> [Task details] Return all lines below containing the word "perçus".

> [Entries supplied]
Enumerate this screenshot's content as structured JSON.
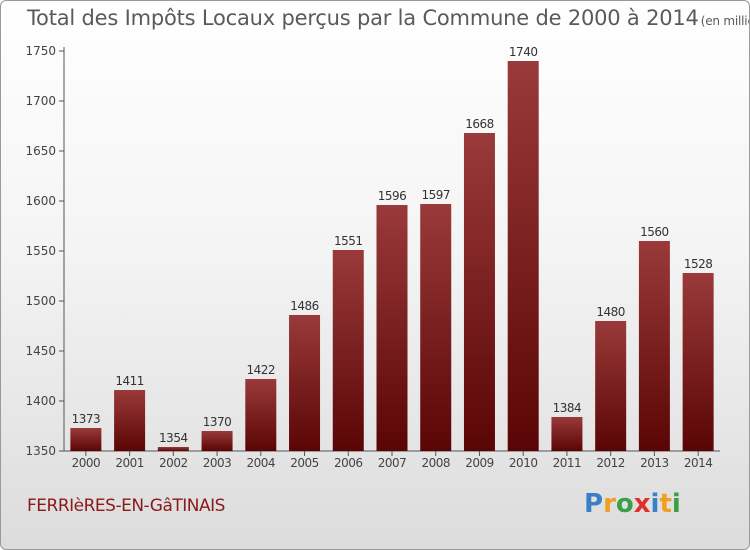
{
  "title": "Total des Impôts Locaux perçus par la Commune de 2000 à 2014",
  "title_unit": "(en milliers d'€)",
  "commune": "FERRIèRES-EN-GâTINAIS",
  "logo": {
    "letters": [
      "P",
      "r",
      "o",
      "x",
      "i",
      "t",
      "i"
    ],
    "colors": [
      "#3a7fc8",
      "#f0a020",
      "#3aa048",
      "#e0302a",
      "#3a7fc8",
      "#f0a020",
      "#3aa048"
    ]
  },
  "colors": {
    "bar_top": "#9a3a3a",
    "bar_bottom": "#5a0505",
    "commune_text": "#8a1a1a"
  },
  "chart_data": {
    "type": "bar",
    "title": "Total des Impôts Locaux perçus par la Commune de 2000 à 2014",
    "xlabel": "",
    "ylabel": "",
    "categories": [
      "2000",
      "2001",
      "2002",
      "2003",
      "2004",
      "2005",
      "2006",
      "2007",
      "2008",
      "2009",
      "2010",
      "2011",
      "2012",
      "2013",
      "2014"
    ],
    "values": [
      1373,
      1411,
      1354,
      1370,
      1422,
      1486,
      1551,
      1596,
      1597,
      1668,
      1740,
      1384,
      1480,
      1560,
      1528
    ],
    "ylim": [
      1350,
      1750
    ],
    "yticks": [
      1350,
      1400,
      1450,
      1500,
      1550,
      1600,
      1650,
      1700,
      1750
    ],
    "grid": false,
    "data_labels": true
  }
}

> [Result of the task]
  "title": "Total des Impôts Locaux perçus par la Commune de 2000 à 2014",
    "title": "Total des Impôts Locaux perçus par la Commune de 2000 à 2014",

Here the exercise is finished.